◆ WHAT YOU NEED TO DO:
Every entry here needs to be repeated exactly.

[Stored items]

____

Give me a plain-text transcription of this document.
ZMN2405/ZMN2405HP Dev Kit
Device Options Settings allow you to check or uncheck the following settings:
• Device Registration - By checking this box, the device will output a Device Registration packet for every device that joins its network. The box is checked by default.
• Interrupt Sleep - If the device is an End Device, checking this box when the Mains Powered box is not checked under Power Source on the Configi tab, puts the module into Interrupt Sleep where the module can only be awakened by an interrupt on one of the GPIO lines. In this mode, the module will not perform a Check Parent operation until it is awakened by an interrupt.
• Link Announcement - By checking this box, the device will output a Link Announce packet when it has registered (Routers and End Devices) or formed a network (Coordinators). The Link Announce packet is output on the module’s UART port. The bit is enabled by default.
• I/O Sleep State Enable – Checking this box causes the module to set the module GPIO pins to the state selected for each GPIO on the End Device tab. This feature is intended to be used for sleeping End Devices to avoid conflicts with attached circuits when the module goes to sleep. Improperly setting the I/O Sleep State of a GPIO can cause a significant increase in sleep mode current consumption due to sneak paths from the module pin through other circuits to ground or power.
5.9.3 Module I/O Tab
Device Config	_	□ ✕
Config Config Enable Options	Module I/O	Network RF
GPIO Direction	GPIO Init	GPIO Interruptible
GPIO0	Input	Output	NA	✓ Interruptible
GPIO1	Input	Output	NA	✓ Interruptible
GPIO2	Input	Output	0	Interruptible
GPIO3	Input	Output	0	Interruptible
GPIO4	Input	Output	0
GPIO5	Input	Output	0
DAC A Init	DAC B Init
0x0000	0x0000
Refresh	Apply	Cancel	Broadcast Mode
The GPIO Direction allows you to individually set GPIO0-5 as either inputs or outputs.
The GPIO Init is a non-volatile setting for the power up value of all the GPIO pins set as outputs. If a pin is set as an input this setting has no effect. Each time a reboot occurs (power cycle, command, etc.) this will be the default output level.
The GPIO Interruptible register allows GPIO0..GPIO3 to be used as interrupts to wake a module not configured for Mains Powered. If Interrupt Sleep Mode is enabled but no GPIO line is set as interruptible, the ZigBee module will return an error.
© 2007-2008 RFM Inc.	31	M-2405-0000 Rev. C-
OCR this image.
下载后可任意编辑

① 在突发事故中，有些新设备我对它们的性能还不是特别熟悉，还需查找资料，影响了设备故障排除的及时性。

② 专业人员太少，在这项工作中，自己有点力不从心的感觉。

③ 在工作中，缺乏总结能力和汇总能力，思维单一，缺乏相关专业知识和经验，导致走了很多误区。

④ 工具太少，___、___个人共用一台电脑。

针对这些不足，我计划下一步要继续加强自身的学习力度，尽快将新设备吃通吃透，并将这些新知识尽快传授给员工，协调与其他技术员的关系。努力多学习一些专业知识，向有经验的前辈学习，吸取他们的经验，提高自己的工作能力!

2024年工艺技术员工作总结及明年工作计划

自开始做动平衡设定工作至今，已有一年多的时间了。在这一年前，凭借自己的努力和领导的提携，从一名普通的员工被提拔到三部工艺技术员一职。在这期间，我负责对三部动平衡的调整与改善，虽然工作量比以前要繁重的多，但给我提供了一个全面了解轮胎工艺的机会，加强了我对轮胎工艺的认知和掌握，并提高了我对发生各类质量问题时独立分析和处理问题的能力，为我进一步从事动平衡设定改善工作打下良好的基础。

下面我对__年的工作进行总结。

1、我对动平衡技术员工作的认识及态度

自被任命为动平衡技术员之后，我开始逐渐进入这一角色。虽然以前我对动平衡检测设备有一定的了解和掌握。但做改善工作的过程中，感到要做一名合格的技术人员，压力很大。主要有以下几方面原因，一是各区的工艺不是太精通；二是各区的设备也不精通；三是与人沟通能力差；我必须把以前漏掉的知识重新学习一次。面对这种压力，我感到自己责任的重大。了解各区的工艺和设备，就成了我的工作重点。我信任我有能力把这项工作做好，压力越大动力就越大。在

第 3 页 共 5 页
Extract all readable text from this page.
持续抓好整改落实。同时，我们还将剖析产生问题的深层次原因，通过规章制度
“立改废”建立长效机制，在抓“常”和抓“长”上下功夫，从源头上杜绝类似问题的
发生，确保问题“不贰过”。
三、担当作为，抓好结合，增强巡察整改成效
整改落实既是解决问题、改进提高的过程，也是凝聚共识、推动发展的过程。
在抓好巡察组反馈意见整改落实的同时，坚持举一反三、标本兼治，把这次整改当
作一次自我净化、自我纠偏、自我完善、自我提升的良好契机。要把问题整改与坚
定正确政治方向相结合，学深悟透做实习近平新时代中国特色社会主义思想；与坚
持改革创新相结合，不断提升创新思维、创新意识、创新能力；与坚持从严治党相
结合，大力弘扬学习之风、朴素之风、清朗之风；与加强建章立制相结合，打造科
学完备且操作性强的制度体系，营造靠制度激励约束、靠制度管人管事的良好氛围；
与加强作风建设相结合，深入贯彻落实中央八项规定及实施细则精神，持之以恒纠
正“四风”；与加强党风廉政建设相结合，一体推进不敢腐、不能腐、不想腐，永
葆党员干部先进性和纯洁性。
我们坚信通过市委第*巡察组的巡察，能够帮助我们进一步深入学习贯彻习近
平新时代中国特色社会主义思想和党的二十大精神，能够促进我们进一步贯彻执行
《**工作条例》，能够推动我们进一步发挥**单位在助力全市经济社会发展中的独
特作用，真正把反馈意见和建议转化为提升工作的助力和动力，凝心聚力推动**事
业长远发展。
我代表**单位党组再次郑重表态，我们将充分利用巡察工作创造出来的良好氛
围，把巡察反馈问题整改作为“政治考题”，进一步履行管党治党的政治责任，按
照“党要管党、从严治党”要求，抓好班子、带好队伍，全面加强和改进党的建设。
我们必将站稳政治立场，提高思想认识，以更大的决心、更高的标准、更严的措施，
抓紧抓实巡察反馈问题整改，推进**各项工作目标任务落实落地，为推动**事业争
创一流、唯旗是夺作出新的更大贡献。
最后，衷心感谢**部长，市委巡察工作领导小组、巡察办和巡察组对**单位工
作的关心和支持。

____

◆ COMPLETE OUTPUT:
Give me a plain-text transcription of this document.
ZMN2405/ZMN2405HP Dev Kit
Device Options Settings allow you to check or uncheck the following settings:
• Device Registration - By checking this box, the device will output a Device Registration packet for every device that joins its network. The box is checked by default.
• Interrupt Sleep - If the device is an End Device, checking this box when the Mains Powered box is not checked under Power Source on the Configi tab, puts the module into Interrupt Sleep where the module can only be awakened by an interrupt on one of the GPIO lines. In this mode, the module will not perform a Check Parent operation until it is awakened by an interrupt.
• Link Announcement - By checking this box, the device will output a Link Announce packet when it has registered (Routers and End Devices) or formed a network (Coordinators). The Link Announce packet is output on the module’s UART port. The bit is enabled by default.
• I/O Sleep State Enable – Checking this box causes the module to set the module GPIO pins to the state selected for each GPIO on the End Device tab. This feature is intended to be used for sleeping End Devices to avoid conflicts with attached circuits when the module goes to sleep. Improperly setting the I/O Sleep State of a GPIO can cause a significant increase in sleep mode current consumption due to sneak paths from the module pin through other circuits to ground or power.
5.9.3 Module I/O Tab
Device Config	_	□ ✕
Config Config Enable Options	Module I/O	Network RF
GPIO Direction	GPIO Init	GPIO Interruptible
GPIO0	Input	Output	NA	✓ Interruptible
GPIO1	Input	Output	NA	✓ Interruptible
GPIO2	Input	Output	0	Interruptible
GPIO3	Input	Output	0	Interruptible
GPIO4	Input	Output	0
GPIO5	Input	Output	0
DAC A Init	DAC B Init
0x0000	0x0000
Refresh	Apply	Cancel	Broadcast Mode
The GPIO Direction allows you to individually set GPIO0-5 as either inputs or outputs.
The GPIO Init is a non-volatile setting for the power up value of all the GPIO pins set as outputs. If a pin is set as an input this setting has no effect. Each time a reboot occurs (power cycle, command, etc.) this will be the default output level.
The GPIO Interruptible register allows GPIO0..GPIO3 to be used as interrupts to wake a module not configured for Mains Powered. If Interrupt Sleep Mode is enabled but no GPIO line is set as interruptible, the ZigBee module will return an error.
© 2007-2008 RFM Inc.	31	M-2405-0000 Rev. C-
OCR this image.
下载后可任意编辑

① 在突发事故中，有些新设备我对它们的性能还不是特别熟悉，还需查找资料，影响了设备故障排除的及时性。

② 专业人员太少，在这项工作中，自己有点力不从心的感觉。

③ 在工作中，缺乏总结能力和汇总能力，思维单一，缺乏相关专业知识和经验，导致走了很多误区。

④ 工具太少，___、___个人共用一台电脑。

针对这些不足，我计划下一步要继续加强自身的学习力度，尽快将新设备吃通吃透，并将这些新知识尽快传授给员工，协调与其他技术员的关系。努力多学习一些专业知识，向有经验的前辈学习，吸取他们的经验，提高自己的工作能力!

2024年工艺技术员工作总结及明年工作计划

自开始做动平衡设定工作至今，已有一年多的时间了。在这一年前，凭借自己的努力和领导的提携，从一名普通的员工被提拔到三部工艺技术员一职。在这期间，我负责对三部动平衡的调整与改善，虽然工作量比以前要繁重的多，但给我提供了一个全面了解轮胎工艺的机会，加强了我对轮胎工艺的认知和掌握，并提高了我对发生各类质量问题时独立分析和处理问题的能力，为我进一步从事动平衡设定改善工作打下良好的基础。

下面我对__年的工作进行总结。

1、我对动平衡技术员工作的认识及态度

自被任命为动平衡技术员之后，我开始逐渐进入这一角色。虽然以前我对动平衡检测设备有一定的了解和掌握。但做改善工作的过程中，感到要做一名合格的技术人员，压力很大。主要有以下几方面原因，一是各区的工艺不是太精通；二是各区的设备也不精通；三是与人沟通能力差；我必须把以前漏掉的知识重新学习一次。面对这种压力，我感到自己责任的重大。了解各区的工艺和设备，就成了我的工作重点。我信任我有能力把这项工作做好，压力越大动力就越大。在

第 3 页 共 5 页
Extract all readable text from this page.
持续抓好整改落实。同时，我们还将剖析产生问题的深层次原因，通过规章制度
“立改废”建立长效机制，在抓“常”和抓“长”上下功夫，从源头上杜绝类似问题的
发生，确保问题“不贰过”。
三、担当作为，抓好结合，增强巡察整改成效
整改落实既是解决问题、改进提高的过程，也是凝聚共识、推动发展的过程。
在抓好巡察组反馈意见整改落实的同时，坚持举一反三、标本兼治，把这次整改当
作一次自我净化、自我纠偏、自我完善、自我提升的良好契机。要把问题整改与坚
定正确政治方向相结合，学深悟透做实习近平新时代中国特色社会主义思想；与坚
持改革创新相结合，不断提升创新思维、创新意识、创新能力；与坚持从严治党相
结合，大力弘扬学习之风、朴素之风、清朗之风；与加强建章立制相结合，打造科
学完备且操作性强的制度体系，营造靠制度激励约束、靠制度管人管事的良好氛围；
与加强作风建设相结合，深入贯彻落实中央八项规定及实施细则精神，持之以恒纠
正“四风”；与加强党风廉政建设相结合，一体推进不敢腐、不能腐、不想腐，永
葆党员干部先进性和纯洁性。
我们坚信通过市委第*巡察组的巡察，能够帮助我们进一步深入学习贯彻习近
平新时代中国特色社会主义思想和党的二十大精神，能够促进我们进一步贯彻执行
《**工作条例》，能够推动我们进一步发挥**单位在助力全市经济社会发展中的独
特作用，真正把反馈意见和建议转化为提升工作的助力和动力，凝心聚力推动**事
业长远发展。
我代表**单位党组再次郑重表态，我们将充分利用巡察工作创造出来的良好氛
围，把巡察反馈问题整改作为“政治考题”，进一步履行管党治党的政治责任，按
照“党要管党、从严治党”要求，抓好班子、带好队伍，全面加强和改进党的建设。
我们必将站稳政治立场，提高思想认识，以更大的决心、更高的标准、更严的措施，
抓紧抓实巡察反馈问题整改，推进**各项工作目标任务落实落地，为推动**事业争
创一流、唯旗是夺作出新的更大贡献。
最后，衷心感谢**部长，市委巡察工作领导小组、巡察办和巡察组对**单位工
作的关心和支持。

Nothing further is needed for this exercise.